> Problems and tasks:
(a) List each procedure that the malware handling policy sets out under its "Procedures:" heading.
(b) Answer these questions from the malware handling policy:
(i) Who gives permission for the use of malware at SFU?
(ii) What will any hint that something has gone wrong result in?
(iii) What must the "Purpose" point of the plan explain?
(c) Write a continuation of the malware handling policy, picking up right after its last line.

> Extract to read:
________________________

Permission: The SFU Chief Information Security Officer will give permission for the use of malware at SFU once the proposed plan has been reviewed.

Consequences: SFU network security staff will "shoot first and ask questions later" in their approach to responding to threats from malware. Any hint that something has gone wrong will result in blocked access and locked accounts. Reinstatement of accounts will be pending further investigation.

Procedures:

  • Malware handling plan to be reviewed with the Chief Information Security Officer before malware is brought onto campus systems.
  • All people who will have access to the malware must be identified.
  • All users of the malware are to be trained on the safe handling before they are granted access.
  • No additional copies of the malware are to be made except as described in the safe handling plan
  • Malware must be deleted by the specified date unless an updated plan is submitted

Use of Malware Plan:

A Plan must be put in place before acquiring malware that addresses all of the following points:

  • Purpose: Explain why the Malware is needed and how it will be used.

________________________

> Raw data:
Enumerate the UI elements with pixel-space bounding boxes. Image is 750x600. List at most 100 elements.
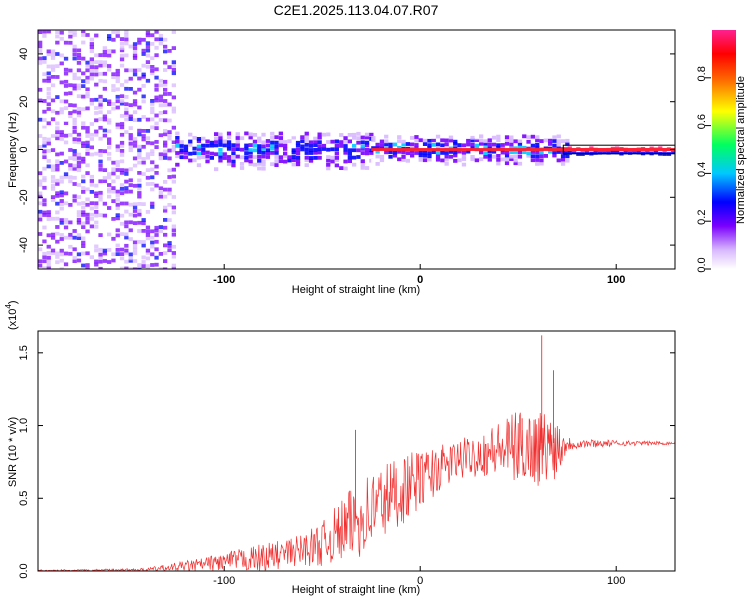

________________________

> Replies:
(a)
- The malware handling plan is to be reviewed with the Chief Information Security Officer before malware is brought onto campus systems.
- All people who will have access to the malware must be identified.
- All users of the malware are to be trained on safe handling before they are granted access.
- No additional copies of the malware are to be made except as described in the safe handling plan.
- The malware must be deleted by the specified date unless an updated plan is submitted.

(b)
(i) The SFU Chief Information Security Officer.
(ii) Blocked access and locked accounts.
(iii) Why the malware is needed and how it will be used.

(c)
  • Containment: The primary objective for safely handling malware is to ensure it is contained to prevent it from becoming active on SFU systems. The Malware should be stored so that it is isolated from other SFU systems and only the people that need to access it are able to access it.
  • Security: Malware should only be stored on devices that require authenticated access, restrict access to authorized people and are not exposed directly to the rest of SFU networks. For example, on a server that only allows certain people to login and only allows them to login from known machines.
  • Identify all people who will have access to the malware.
  • Schedule for removal: An end date for the removal and disposal of the malware must be specified.
  • Responsibility: The person responsible for the malware and following the submitted plan must be identified.